While the likes of HP, Samsung, Acer and who-knows-how-many Chinese no-name-branders punch out tablet after tablet in a race to the bottom, price-wise, Panasonic has introduced a couple of devices with a distinct difference. They’re all ruggeded-up, see.

After showing us some pre-production models last year, local distributor Comworth’s stock of the real deal has arrived. We took a look and came away impressed.

There’s an Android device, which Comworth had up against the wall, dousing with water (and two of which were used as paddles in a game of swingball), as well as a complete Windows 8, Intel Core i5 computer crammed into a tablet format.

The latter device (FZ-G1 Toughpad) is probably most impressive. It weighs in at 1.15kg, packs a standard 2.5 inch SSD and 4GB RAM (in a single slot).

It’s thicker (about 2cm) and heavier than your standard 10-inch tablet, on account of its ‘ruggedising’ and the fact that it is a complete Wintel computer; but it is undeniably a tablet.

Apart from cramming a complete computer into a tab, Darryn Smith, Comworth product manager, says the clever stuff in this gadget includes mechanical technology. For example, the magnesium case which serves as an ‘all round’ heatsink. “A Core i5 means heat; sealing the internals to make it rugged means containing that heat,” he points out.

## WRITTEN TASK 1
Answer these questions about the Panasonic tablet text:
(a) Which local distributor's stock of the devices has arrived?
(b) How much does the FZ-G1 Toughpad weigh?
(c) What serves as an 'all round' heatsink?

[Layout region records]
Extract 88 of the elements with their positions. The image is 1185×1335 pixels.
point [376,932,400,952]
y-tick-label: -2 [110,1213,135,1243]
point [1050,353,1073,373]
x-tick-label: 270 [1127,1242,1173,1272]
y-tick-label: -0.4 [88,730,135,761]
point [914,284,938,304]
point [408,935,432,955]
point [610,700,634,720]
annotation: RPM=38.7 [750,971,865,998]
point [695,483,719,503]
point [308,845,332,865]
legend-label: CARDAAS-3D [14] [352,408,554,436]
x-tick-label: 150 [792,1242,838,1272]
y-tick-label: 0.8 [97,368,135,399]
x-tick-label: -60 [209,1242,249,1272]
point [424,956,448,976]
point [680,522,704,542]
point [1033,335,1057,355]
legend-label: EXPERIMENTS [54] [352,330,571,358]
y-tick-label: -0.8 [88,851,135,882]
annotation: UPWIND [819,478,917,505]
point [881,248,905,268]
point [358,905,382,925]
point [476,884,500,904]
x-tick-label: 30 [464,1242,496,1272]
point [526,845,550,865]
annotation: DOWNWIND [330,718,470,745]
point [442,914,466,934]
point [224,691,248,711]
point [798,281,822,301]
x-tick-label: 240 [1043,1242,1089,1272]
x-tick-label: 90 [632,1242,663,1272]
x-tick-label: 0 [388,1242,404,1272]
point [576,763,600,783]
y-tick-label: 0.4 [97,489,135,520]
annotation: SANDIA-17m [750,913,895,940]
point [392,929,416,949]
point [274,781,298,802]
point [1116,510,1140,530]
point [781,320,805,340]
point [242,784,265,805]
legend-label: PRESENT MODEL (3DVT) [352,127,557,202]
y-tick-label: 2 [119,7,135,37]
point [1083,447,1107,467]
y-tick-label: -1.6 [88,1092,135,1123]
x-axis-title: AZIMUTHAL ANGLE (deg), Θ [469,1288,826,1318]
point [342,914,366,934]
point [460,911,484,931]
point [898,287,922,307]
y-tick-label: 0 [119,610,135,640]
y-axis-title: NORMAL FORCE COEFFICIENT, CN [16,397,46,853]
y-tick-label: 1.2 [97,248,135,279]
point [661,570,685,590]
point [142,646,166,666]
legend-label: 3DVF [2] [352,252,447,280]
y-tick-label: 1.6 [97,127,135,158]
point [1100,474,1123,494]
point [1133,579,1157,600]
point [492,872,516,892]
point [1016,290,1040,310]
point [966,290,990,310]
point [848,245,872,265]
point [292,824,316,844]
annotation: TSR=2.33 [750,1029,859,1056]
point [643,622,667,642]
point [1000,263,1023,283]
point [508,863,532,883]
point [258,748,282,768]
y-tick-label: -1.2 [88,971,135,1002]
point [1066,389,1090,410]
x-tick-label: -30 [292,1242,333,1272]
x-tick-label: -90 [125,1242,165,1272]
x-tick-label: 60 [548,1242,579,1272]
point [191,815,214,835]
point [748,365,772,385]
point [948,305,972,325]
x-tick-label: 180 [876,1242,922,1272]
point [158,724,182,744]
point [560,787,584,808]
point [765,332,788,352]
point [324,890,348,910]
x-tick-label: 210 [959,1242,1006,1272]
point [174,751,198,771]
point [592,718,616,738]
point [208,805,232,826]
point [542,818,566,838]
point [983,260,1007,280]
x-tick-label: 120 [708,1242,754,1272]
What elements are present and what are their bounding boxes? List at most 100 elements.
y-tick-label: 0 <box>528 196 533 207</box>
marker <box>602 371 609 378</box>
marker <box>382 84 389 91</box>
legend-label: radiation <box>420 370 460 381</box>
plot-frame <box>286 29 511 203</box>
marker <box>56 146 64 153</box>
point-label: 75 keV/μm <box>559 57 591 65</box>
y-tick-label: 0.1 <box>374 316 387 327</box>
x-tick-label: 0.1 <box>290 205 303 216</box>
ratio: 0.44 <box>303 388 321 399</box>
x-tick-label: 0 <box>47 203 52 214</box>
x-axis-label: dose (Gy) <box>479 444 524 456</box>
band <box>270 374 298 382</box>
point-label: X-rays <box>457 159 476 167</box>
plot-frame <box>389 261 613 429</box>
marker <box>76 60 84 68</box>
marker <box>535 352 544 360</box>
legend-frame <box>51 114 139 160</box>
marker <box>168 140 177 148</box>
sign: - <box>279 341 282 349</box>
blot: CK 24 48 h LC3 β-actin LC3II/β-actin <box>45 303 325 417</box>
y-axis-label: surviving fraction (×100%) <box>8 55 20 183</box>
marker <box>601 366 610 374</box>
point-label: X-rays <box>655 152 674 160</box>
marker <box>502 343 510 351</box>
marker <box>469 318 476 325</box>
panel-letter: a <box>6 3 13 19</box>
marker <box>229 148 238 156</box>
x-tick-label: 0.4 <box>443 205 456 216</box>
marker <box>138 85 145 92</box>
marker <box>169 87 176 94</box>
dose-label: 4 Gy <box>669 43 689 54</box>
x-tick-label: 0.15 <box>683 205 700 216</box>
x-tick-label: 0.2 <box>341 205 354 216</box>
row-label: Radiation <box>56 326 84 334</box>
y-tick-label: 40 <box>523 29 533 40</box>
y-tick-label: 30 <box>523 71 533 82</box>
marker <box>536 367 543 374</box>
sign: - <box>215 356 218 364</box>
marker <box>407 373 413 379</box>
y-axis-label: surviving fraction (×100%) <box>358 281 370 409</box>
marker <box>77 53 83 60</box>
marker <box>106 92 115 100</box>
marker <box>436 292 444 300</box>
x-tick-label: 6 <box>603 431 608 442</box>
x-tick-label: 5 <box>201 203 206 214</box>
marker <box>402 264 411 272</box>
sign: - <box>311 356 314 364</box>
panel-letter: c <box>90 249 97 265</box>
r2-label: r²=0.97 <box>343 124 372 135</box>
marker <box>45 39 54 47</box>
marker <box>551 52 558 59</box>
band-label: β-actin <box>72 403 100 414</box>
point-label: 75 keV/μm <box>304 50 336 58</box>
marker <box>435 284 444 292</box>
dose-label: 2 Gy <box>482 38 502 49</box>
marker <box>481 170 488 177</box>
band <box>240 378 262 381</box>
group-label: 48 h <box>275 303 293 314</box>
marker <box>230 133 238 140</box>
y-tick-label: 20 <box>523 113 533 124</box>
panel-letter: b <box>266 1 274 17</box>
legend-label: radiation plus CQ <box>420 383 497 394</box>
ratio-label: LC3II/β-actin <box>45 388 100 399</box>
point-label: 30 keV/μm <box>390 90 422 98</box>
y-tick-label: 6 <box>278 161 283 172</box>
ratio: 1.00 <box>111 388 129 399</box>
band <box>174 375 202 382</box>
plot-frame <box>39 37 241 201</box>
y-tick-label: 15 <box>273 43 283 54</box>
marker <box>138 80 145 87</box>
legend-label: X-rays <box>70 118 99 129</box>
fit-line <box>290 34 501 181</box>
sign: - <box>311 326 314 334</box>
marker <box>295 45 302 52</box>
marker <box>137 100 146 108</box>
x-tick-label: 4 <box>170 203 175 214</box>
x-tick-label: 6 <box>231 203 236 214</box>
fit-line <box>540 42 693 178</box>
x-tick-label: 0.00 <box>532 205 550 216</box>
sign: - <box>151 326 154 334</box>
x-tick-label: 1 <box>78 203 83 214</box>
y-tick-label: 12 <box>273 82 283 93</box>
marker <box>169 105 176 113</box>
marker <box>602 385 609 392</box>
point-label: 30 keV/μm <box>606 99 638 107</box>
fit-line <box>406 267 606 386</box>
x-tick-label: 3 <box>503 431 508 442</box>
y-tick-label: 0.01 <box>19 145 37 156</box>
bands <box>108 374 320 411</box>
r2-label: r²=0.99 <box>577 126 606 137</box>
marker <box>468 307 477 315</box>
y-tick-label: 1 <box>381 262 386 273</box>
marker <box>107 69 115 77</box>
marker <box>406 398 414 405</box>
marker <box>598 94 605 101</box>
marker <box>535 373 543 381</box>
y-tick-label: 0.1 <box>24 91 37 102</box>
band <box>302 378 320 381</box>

## WRITTEN TASK 2
Quote the stretch of rows from the start of the rows through the line that contains "point [695,483,719,503]".

## EXERCISE OUTPUT 1
(a) Comworth
(b) 1.15kg
(c) The magnesium case

## EXERCISE OUTPUT 2
Extract 88 of the elements with their positions. The image is 1185×1335 pixels.
point [376,932,400,952]
y-tick-label: -2 [110,1213,135,1243]
point [1050,353,1073,373]
x-tick-label: 270 [1127,1242,1173,1272]
y-tick-label: -0.4 [88,730,135,761]
point [914,284,938,304]
point [408,935,432,955]
point [610,700,634,720]
annotation: RPM=38.7 [750,971,865,998]
point [695,483,719,503]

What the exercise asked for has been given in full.